### What you have to do
How many of the lines here include "content"? Answer with a single number.

---- Input for this task

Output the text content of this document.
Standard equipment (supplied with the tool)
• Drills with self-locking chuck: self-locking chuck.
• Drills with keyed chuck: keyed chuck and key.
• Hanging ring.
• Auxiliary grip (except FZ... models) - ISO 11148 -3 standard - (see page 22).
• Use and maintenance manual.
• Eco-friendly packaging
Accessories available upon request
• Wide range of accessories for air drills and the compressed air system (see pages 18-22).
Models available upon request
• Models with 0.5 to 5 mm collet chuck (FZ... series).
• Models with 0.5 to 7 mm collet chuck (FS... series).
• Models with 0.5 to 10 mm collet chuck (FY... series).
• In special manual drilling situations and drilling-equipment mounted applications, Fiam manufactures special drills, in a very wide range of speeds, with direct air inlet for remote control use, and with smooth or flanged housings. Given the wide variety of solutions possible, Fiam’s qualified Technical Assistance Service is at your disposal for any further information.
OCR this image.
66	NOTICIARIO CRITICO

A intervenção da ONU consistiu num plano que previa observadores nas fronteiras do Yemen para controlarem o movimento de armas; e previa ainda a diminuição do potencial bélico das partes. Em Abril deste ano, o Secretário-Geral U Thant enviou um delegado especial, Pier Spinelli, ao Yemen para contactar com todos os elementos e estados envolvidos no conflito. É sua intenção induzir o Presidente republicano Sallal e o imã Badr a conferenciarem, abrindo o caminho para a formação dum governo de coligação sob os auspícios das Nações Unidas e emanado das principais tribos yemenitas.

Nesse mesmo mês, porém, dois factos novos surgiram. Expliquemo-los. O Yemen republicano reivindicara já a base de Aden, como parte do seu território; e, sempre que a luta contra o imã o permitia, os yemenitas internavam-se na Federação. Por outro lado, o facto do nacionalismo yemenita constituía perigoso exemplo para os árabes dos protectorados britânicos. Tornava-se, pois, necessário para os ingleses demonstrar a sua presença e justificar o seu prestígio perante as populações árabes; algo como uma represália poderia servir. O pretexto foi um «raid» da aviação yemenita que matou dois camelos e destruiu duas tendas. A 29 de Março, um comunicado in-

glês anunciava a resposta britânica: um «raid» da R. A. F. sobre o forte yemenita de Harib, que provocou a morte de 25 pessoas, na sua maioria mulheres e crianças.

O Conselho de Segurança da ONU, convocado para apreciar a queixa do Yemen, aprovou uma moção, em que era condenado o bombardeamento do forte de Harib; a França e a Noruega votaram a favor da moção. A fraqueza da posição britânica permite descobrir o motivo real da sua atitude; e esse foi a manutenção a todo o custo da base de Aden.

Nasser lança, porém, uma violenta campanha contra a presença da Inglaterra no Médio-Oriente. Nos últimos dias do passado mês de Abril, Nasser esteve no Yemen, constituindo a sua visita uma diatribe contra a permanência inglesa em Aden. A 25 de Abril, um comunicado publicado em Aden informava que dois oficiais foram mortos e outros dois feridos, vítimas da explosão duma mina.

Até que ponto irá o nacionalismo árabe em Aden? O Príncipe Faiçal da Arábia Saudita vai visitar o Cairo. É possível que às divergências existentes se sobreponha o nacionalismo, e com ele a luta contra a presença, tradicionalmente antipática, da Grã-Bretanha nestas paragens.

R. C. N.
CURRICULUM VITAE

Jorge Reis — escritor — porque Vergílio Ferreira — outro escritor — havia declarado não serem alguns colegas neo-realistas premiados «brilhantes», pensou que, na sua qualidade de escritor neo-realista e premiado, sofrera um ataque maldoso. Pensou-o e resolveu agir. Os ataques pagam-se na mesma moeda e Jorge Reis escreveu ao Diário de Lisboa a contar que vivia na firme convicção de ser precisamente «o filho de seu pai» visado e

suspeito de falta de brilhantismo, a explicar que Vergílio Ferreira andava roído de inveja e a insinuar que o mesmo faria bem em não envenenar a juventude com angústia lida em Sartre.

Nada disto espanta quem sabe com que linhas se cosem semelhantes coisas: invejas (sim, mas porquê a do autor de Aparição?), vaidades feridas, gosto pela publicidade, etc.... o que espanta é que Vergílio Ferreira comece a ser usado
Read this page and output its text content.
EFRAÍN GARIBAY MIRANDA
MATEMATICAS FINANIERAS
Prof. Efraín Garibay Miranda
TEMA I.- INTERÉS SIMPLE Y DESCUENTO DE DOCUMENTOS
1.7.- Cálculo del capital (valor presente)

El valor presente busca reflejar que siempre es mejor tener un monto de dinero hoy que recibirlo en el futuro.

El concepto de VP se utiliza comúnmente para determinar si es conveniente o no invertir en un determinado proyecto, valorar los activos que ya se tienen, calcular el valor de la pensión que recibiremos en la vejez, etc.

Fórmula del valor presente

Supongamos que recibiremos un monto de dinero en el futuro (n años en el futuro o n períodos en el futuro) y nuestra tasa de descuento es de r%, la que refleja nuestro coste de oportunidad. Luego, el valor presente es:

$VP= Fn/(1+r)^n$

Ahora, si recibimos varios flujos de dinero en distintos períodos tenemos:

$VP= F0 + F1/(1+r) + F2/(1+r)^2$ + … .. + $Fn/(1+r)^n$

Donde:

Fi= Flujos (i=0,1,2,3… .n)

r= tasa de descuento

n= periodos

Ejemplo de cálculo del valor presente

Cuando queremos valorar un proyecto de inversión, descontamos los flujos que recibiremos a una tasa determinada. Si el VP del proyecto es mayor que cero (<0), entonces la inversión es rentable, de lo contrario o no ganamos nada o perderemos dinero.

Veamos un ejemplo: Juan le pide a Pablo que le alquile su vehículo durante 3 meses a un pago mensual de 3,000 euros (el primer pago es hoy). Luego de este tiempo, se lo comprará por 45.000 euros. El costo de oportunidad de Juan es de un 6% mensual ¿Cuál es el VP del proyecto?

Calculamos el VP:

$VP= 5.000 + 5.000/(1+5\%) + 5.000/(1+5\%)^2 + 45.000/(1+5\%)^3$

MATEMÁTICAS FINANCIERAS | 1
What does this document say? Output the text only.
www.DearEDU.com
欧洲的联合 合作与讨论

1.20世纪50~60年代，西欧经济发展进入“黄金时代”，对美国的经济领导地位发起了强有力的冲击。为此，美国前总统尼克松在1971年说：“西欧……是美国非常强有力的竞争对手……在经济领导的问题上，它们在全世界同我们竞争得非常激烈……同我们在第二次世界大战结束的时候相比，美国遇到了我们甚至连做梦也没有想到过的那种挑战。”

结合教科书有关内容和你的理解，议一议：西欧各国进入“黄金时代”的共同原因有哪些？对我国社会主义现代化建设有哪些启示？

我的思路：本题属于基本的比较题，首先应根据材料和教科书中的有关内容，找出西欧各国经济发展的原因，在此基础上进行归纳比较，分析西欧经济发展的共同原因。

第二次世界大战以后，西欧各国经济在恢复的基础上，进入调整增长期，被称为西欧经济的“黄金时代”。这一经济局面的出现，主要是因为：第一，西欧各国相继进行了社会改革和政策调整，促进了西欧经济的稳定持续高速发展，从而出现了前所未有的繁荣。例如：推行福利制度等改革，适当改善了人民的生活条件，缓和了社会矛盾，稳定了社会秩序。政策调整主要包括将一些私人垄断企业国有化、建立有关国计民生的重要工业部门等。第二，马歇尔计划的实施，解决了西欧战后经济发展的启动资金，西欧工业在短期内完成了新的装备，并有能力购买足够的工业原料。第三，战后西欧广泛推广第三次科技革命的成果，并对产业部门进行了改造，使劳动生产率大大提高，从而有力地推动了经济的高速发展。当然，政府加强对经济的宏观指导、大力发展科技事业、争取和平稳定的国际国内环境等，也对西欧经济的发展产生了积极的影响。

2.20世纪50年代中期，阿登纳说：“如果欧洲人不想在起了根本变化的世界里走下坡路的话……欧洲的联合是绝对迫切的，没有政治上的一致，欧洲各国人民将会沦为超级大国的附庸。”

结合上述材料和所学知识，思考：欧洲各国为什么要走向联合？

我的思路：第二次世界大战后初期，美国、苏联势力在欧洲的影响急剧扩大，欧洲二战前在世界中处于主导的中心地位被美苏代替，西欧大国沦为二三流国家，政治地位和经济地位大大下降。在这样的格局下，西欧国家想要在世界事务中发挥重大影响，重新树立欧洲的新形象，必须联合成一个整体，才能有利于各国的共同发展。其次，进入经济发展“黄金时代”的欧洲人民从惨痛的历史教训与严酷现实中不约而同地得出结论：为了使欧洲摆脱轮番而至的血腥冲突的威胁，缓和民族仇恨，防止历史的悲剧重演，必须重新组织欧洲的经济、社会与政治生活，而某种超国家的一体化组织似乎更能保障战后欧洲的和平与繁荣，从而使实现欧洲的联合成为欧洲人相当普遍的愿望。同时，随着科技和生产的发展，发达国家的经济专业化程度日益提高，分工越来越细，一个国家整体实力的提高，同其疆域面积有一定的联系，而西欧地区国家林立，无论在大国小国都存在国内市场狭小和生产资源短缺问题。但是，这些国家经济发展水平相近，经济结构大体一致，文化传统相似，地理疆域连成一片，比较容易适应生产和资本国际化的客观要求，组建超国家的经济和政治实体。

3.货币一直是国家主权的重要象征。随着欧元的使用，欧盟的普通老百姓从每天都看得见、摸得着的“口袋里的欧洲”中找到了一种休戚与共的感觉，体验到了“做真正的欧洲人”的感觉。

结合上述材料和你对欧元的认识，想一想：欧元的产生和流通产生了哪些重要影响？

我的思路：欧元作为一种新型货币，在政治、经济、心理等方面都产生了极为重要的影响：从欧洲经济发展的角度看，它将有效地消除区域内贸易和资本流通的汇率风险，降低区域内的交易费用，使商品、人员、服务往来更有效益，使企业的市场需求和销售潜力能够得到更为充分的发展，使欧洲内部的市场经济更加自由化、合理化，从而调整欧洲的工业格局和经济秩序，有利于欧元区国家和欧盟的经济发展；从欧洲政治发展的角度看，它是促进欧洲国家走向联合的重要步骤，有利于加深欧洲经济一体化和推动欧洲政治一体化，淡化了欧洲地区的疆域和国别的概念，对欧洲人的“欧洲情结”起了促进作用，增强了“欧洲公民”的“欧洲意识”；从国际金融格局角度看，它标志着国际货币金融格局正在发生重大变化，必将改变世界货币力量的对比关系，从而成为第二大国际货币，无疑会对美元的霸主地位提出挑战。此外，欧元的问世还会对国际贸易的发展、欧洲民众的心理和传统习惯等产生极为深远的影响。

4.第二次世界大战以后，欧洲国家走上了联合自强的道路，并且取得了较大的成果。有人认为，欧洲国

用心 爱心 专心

--------

### Expected answer
2